### ITEMS ###
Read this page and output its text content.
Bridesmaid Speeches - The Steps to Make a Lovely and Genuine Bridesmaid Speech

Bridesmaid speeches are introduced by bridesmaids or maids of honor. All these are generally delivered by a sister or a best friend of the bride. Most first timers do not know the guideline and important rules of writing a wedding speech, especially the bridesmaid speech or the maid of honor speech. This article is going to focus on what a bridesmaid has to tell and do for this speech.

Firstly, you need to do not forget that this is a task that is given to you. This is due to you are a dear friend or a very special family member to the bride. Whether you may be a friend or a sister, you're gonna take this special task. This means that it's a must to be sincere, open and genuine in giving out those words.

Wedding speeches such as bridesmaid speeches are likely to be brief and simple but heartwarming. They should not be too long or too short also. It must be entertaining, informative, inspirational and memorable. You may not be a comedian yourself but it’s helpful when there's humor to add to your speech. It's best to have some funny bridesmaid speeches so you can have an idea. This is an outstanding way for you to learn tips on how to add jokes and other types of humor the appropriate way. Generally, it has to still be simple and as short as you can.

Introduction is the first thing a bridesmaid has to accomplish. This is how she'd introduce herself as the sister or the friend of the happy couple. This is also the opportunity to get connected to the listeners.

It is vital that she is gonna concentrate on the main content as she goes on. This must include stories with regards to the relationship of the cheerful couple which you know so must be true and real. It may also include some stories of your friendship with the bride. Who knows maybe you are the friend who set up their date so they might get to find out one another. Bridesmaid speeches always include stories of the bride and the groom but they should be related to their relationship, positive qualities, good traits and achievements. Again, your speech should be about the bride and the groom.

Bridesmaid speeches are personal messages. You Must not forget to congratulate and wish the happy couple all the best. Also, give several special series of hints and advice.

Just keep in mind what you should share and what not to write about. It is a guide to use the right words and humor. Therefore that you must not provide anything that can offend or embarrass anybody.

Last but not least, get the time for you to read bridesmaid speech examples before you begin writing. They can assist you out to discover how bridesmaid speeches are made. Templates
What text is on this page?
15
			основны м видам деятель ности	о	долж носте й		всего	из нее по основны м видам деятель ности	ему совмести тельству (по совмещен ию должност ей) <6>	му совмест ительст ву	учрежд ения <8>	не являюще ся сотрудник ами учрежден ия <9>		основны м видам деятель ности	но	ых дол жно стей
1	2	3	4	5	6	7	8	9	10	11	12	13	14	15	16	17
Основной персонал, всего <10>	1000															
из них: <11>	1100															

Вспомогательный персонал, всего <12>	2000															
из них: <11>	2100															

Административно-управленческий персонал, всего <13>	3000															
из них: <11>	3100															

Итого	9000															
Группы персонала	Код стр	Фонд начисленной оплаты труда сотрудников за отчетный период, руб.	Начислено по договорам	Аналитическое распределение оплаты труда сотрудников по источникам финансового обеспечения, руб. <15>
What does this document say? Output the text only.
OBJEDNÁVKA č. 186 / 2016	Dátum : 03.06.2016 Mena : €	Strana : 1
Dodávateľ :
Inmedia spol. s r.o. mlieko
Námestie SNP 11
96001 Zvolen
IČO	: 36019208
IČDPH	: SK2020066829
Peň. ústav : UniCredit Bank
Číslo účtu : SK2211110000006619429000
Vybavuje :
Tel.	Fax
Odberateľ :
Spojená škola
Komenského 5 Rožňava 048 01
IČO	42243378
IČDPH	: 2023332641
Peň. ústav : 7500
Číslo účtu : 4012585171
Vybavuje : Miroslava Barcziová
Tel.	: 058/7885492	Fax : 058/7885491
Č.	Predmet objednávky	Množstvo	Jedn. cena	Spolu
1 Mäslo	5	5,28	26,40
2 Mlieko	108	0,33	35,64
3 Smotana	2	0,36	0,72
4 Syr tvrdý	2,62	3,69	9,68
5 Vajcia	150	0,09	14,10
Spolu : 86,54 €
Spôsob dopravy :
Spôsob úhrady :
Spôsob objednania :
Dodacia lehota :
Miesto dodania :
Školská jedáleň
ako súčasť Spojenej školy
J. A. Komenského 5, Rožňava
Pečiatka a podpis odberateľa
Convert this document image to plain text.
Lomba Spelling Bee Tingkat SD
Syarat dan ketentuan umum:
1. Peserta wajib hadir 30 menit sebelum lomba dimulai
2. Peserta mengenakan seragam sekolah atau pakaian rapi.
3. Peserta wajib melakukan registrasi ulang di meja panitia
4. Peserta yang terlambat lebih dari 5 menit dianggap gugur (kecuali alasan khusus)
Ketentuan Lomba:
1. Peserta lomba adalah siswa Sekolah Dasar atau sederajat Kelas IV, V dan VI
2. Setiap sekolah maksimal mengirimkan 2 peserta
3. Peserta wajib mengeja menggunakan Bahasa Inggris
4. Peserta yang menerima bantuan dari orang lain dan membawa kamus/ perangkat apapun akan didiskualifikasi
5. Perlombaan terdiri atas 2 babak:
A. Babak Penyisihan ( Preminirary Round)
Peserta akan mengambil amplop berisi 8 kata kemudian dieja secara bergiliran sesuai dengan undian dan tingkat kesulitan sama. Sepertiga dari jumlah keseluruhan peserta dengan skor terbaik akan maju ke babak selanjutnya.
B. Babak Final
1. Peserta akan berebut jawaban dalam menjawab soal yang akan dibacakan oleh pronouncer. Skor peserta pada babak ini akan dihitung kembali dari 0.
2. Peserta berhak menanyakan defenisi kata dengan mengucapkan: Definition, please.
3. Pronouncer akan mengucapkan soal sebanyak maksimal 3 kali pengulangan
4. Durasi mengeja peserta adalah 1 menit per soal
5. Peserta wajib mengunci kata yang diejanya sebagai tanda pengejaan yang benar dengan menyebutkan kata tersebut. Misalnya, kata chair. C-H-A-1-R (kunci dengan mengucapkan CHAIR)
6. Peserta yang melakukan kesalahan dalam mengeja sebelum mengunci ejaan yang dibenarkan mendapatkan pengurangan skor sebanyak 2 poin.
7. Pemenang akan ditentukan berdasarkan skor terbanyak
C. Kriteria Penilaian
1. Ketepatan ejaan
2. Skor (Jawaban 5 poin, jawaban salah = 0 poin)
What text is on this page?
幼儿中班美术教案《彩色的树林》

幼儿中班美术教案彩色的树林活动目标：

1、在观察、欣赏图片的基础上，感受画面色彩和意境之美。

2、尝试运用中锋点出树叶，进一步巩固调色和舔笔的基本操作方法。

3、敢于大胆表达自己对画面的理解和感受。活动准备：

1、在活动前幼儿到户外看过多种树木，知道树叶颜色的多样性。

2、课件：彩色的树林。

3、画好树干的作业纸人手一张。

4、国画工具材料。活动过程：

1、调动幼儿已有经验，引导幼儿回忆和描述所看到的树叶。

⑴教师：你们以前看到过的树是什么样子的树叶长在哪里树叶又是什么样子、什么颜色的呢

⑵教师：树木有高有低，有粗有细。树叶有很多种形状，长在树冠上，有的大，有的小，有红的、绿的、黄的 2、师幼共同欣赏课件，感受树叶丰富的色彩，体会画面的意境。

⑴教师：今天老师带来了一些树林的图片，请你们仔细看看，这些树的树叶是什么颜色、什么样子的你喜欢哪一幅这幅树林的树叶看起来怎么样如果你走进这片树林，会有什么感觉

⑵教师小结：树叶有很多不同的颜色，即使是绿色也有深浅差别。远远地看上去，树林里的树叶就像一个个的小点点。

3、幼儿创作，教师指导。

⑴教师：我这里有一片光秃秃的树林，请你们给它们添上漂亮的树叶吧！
###
■ EXERCISE TASK: Quote every record above exactly.

■ FINAL ANSWER:
Read this page and output its text content.
Bridesmaid Speeches - The Steps to Make a Lovely and Genuine Bridesmaid Speech

Bridesmaid speeches are introduced by bridesmaids or maids of honor. All these are generally delivered by a sister or a best friend of the bride. Most first timers do not know the guideline and important rules of writing a wedding speech, especially the bridesmaid speech or the maid of honor speech. This article is going to focus on what a bridesmaid has to tell and do for this speech.

Firstly, you need to do not forget that this is a task that is given to you. This is due to you are a dear friend or a very special family member to the bride. Whether you may be a friend or a sister, you're gonna take this special task. This means that it's a must to be sincere, open and genuine in giving out those words.

Wedding speeches such as bridesmaid speeches are likely to be brief and simple but heartwarming. They should not be too long or too short also. It must be entertaining, informative, inspirational and memorable. You may not be a comedian yourself but it’s helpful when there's humor to add to your speech. It's best to have some funny bridesmaid speeches so you can have an idea. This is an outstanding way for you to learn tips on how to add jokes and other types of humor the appropriate way. Generally, it has to still be simple and as short as you can.

Introduction is the first thing a bridesmaid has to accomplish. This is how she'd introduce herself as the sister or the friend of the happy couple. This is also the opportunity to get connected to the listeners.

It is vital that she is gonna concentrate on the main content as she goes on. This must include stories with regards to the relationship of the cheerful couple which you know so must be true and real. It may also include some stories of your friendship with the bride. Who knows maybe you are the friend who set up their date so they might get to find out one another. Bridesmaid speeches always include stories of the bride and the groom but they should be related to their relationship, positive qualities, good traits and achievements. Again, your speech should be about the bride and the groom.

Bridesmaid speeches are personal messages. You Must not forget to congratulate and wish the happy couple all the best. Also, give several special series of hints and advice.

Just keep in mind what you should share and what not to write about. It is a guide to use the right words and humor. Therefore that you must not provide anything that can offend or embarrass anybody.

Last but not least, get the time for you to read bridesmaid speech examples before you begin writing. They can assist you out to discover how bridesmaid speeches are made. Templates
What text is on this page?
15
			основны м видам деятель ности	о	долж носте й		всего	из нее по основны м видам деятель ности	ему совмести тельству (по совмещен ию должност ей) <6>	му совмест ительст ву	учрежд ения <8>	не являюще ся сотрудник ами учрежден ия <9>		основны м видам деятель ности	но	ых дол жно стей
1	2	3	4	5	6	7	8	9	10	11	12	13	14	15	16	17
Основной персонал, всего <10>	1000															
из них: <11>	1100															

Вспомогательный персонал, всего <12>	2000															
из них: <11>	2100															

Административно-управленческий персонал, всего <13>	3000															
из них: <11>	3100															

Итого	9000															
Группы персонала	Код стр	Фонд начисленной оплаты труда сотрудников за отчетный период, руб.	Начислено по договорам	Аналитическое распределение оплаты труда сотрудников по источникам финансового обеспечения, руб. <15>
What does this document say? Output the text only.
OBJEDNÁVKA č. 186 / 2016	Dátum : 03.06.2016 Mena : €	Strana : 1
Dodávateľ :
Inmedia spol. s r.o. mlieko
Námestie SNP 11
96001 Zvolen
IČO	: 36019208
IČDPH	: SK2020066829
Peň. ústav : UniCredit Bank
Číslo účtu : SK2211110000006619429000
Vybavuje :
Tel.	Fax
Odberateľ :
Spojená škola
Komenského 5 Rožňava 048 01
IČO	42243378
IČDPH	: 2023332641
Peň. ústav : 7500
Číslo účtu : 4012585171
Vybavuje : Miroslava Barcziová
Tel.	: 058/7885492	Fax : 058/7885491
Č.	Predmet objednávky	Množstvo	Jedn. cena	Spolu
1 Mäslo	5	5,28	26,40
2 Mlieko	108	0,33	35,64
3 Smotana	2	0,36	0,72
4 Syr tvrdý	2,62	3,69	9,68
5 Vajcia	150	0,09	14,10
Spolu : 86,54 €
Spôsob dopravy :
Spôsob úhrady :
Spôsob objednania :
Dodacia lehota :
Miesto dodania :
Školská jedáleň
ako súčasť Spojenej školy
J. A. Komenského 5, Rožňava
Pečiatka a podpis odberateľa
Convert this document image to plain text.
Lomba Spelling Bee Tingkat SD
Syarat dan ketentuan umum:
1. Peserta wajib hadir 30 menit sebelum lomba dimulai
2. Peserta mengenakan seragam sekolah atau pakaian rapi.
3. Peserta wajib melakukan registrasi ulang di meja panitia
4. Peserta yang terlambat lebih dari 5 menit dianggap gugur (kecuali alasan khusus)
Ketentuan Lomba:
1. Peserta lomba adalah siswa Sekolah Dasar atau sederajat Kelas IV, V dan VI
2. Setiap sekolah maksimal mengirimkan 2 peserta
3. Peserta wajib mengeja menggunakan Bahasa Inggris
4. Peserta yang menerima bantuan dari orang lain dan membawa kamus/ perangkat apapun akan didiskualifikasi
5. Perlombaan terdiri atas 2 babak:
A. Babak Penyisihan ( Preminirary Round)
Peserta akan mengambil amplop berisi 8 kata kemudian dieja secara bergiliran sesuai dengan undian dan tingkat kesulitan sama. Sepertiga dari jumlah keseluruhan peserta dengan skor terbaik akan maju ke babak selanjutnya.
B. Babak Final
1. Peserta akan berebut jawaban dalam menjawab soal yang akan dibacakan oleh pronouncer. Skor peserta pada babak ini akan dihitung kembali dari 0.
2. Peserta berhak menanyakan defenisi kata dengan mengucapkan: Definition, please.
3. Pronouncer akan mengucapkan soal sebanyak maksimal 3 kali pengulangan
4. Durasi mengeja peserta adalah 1 menit per soal
5. Peserta wajib mengunci kata yang diejanya sebagai tanda pengejaan yang benar dengan menyebutkan kata tersebut. Misalnya, kata chair. C-H-A-1-R (kunci dengan mengucapkan CHAIR)
6. Peserta yang melakukan kesalahan dalam mengeja sebelum mengunci ejaan yang dibenarkan mendapatkan pengurangan skor sebanyak 2 poin.
7. Pemenang akan ditentukan berdasarkan skor terbanyak
C. Kriteria Penilaian
1. Ketepatan ejaan
2. Skor (Jawaban 5 poin, jawaban salah = 0 poin)
What text is on this page?
幼儿中班美术教案《彩色的树林》

幼儿中班美术教案彩色的树林活动目标：

1、在观察、欣赏图片的基础上，感受画面色彩和意境之美。

2、尝试运用中锋点出树叶，进一步巩固调色和舔笔的基本操作方法。

3、敢于大胆表达自己对画面的理解和感受。活动准备：

1、在活动前幼儿到户外看过多种树木，知道树叶颜色的多样性。

2、课件：彩色的树林。

3、画好树干的作业纸人手一张。

4、国画工具材料。活动过程：

1、调动幼儿已有经验，引导幼儿回忆和描述所看到的树叶。

⑴教师：你们以前看到过的树是什么样子的树叶长在哪里树叶又是什么样子、什么颜色的呢

⑵教师：树木有高有低，有粗有细。树叶有很多种形状，长在树冠上，有的大，有的小，有红的、绿的、黄的 2、师幼共同欣赏课件，感受树叶丰富的色彩，体会画面的意境。

⑴教师：今天老师带来了一些树林的图片，请你们仔细看看，这些树的树叶是什么颜色、什么样子的你喜欢哪一幅这幅树林的树叶看起来怎么样如果你走进这片树林，会有什么感觉

⑵教师小结：树叶有很多不同的颜色，即使是绿色也有深浅差别。远远地看上去，树林里的树叶就像一个个的小点点。

3、幼儿创作，教师指导。

⑴教师：我这里有一片光秃秃的树林，请你们给它们添上漂亮的树叶吧！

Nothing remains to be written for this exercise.